→ **WHAT IS NEEDED**:
In the listing below, count each line containing "plusieurs" and answer with the count only.

→ **RECORDS FOR PROCESSING**:
====

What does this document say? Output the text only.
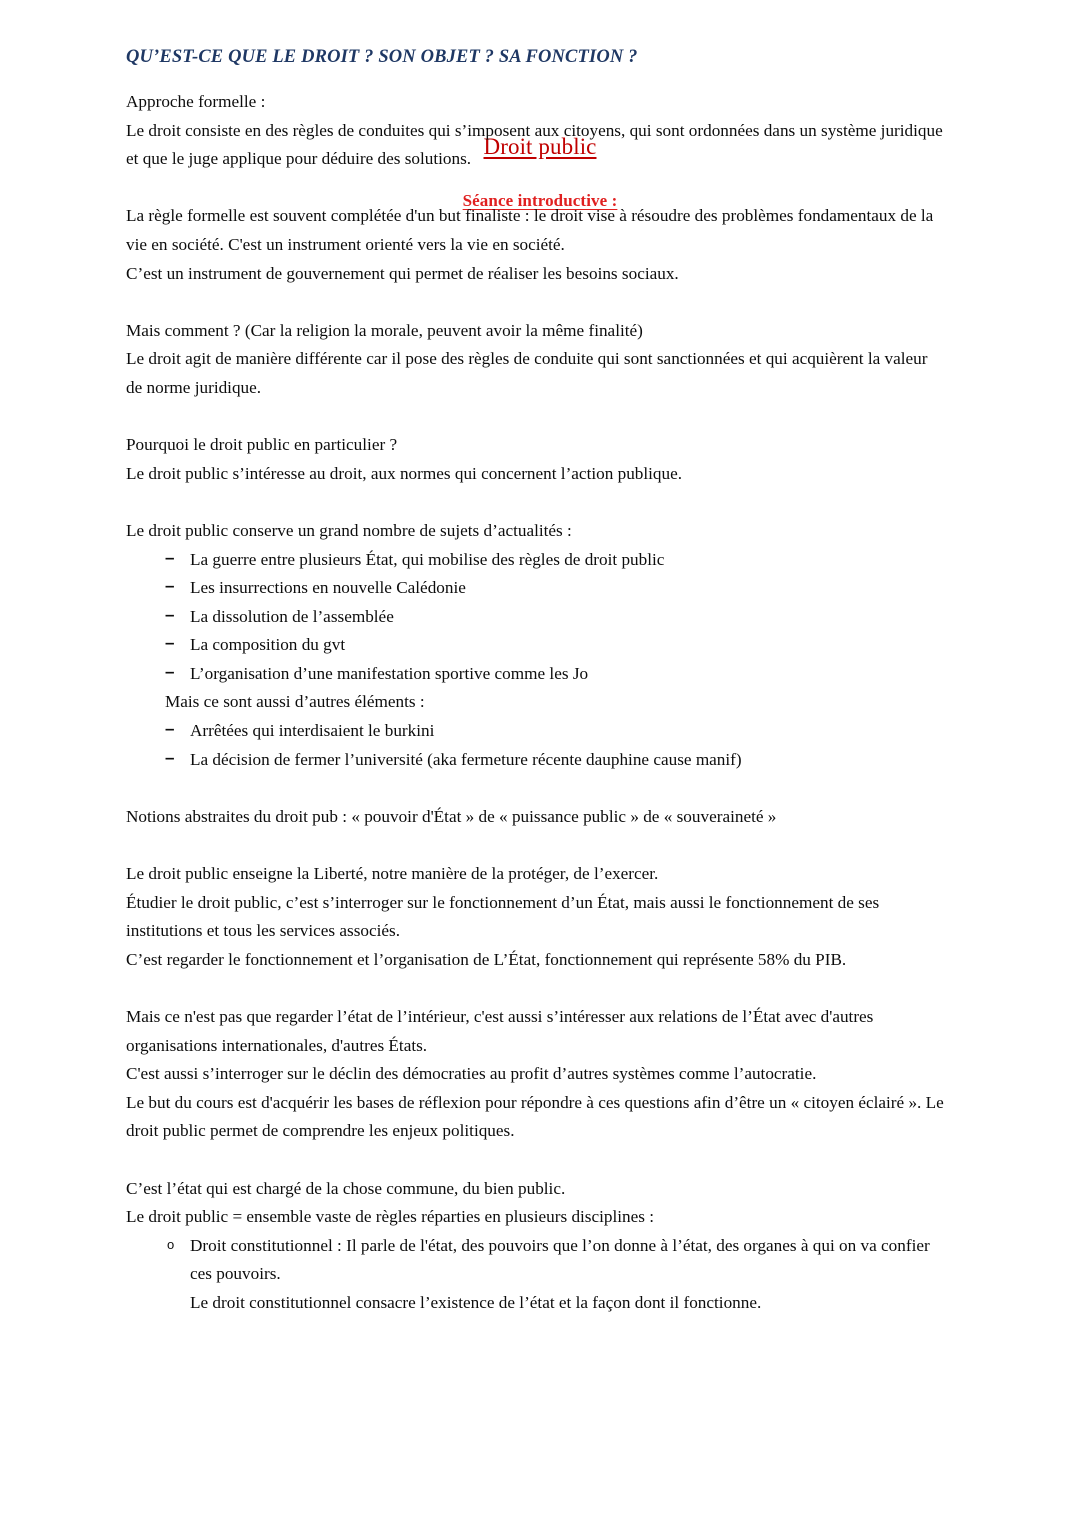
Droit public
Séance introductive :
QU’EST-CE QUE LE DROIT ? SON OBJET ? SA FONCTION ?

Approche formelle :

Le droit consiste en des règles de conduites qui s’imposent aux citoyens, qui sont ordonnées dans un système juridique et que le juge applique pour déduire des solutions.

La règle formelle est souvent complétée d'un but finaliste : le droit vise à résoudre des problèmes fondamentaux de la vie en société. C'est un instrument orienté vers la vie en société.

C’est un instrument de gouvernement qui permet de réaliser les besoins sociaux.

Mais comment ? (Car la religion la morale, peuvent avoir la même finalité)

Le droit agit de manière différente car il pose des règles de conduite qui sont sanctionnées et qui acquièrent la valeur de norme juridique.

Pourquoi le droit public en particulier ?

Le droit public s’intéresse au droit, aux normes qui concernent l’action publique.

Le droit public conserve un grand nombre de sujets d’actualités :

– La guerre entre plusieurs État, qui mobilise des règles de droit public
– Les insurrections en nouvelle Calédonie
– La dissolution de l’assemblée
– La composition du gvt
– L’organisation d’une manifestation sportive comme les Jo

Mais ce sont aussi d’autres éléments :

– Arrêtées qui interdisaient le burkini
– La décision de fermer l’université (aka fermeture récente dauphine cause manif)

Notions abstraites du droit pub : « pouvoir d'État » de « puissance public » de « souveraineté »

Le droit public enseigne la Liberté, notre manière de la protéger, de l’exercer.

Étudier le droit public, c’est s’interroger sur le fonctionnement d’un État, mais aussi le fonctionnement de ses institutions et tous les services associés.

C’est regarder le fonctionnement et l’organisation de L’État, fonctionnement qui représente 58% du PIB.

Mais ce n'est pas que regarder l’état de l’intérieur, c'est aussi s’intéresser aux relations de l’État avec d'autres organisations internationales, d'autres États.

C'est aussi s’interroger sur le déclin des démocraties au profit d’autres systèmes comme l’autocratie.

Le but du cours est d'acquérir les bases de réflexion pour répondre à ces questions afin d’être un « citoyen éclairé ». Le droit public permet de comprendre les enjeux politiques.

C’est l’état qui est chargé de la chose commune, du bien public.

Le droit public = ensemble vaste de règles réparties en plusieurs disciplines :

o Droit constitutionnel : Il parle de l'état, des pouvoirs que l’on donne à l’état, des organes à qui on va confier ces pouvoirs.

Le droit constitutionnel consacre l’existence de l’état et la façon dont il fonctionne.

====

→ **RESPONSE**:
2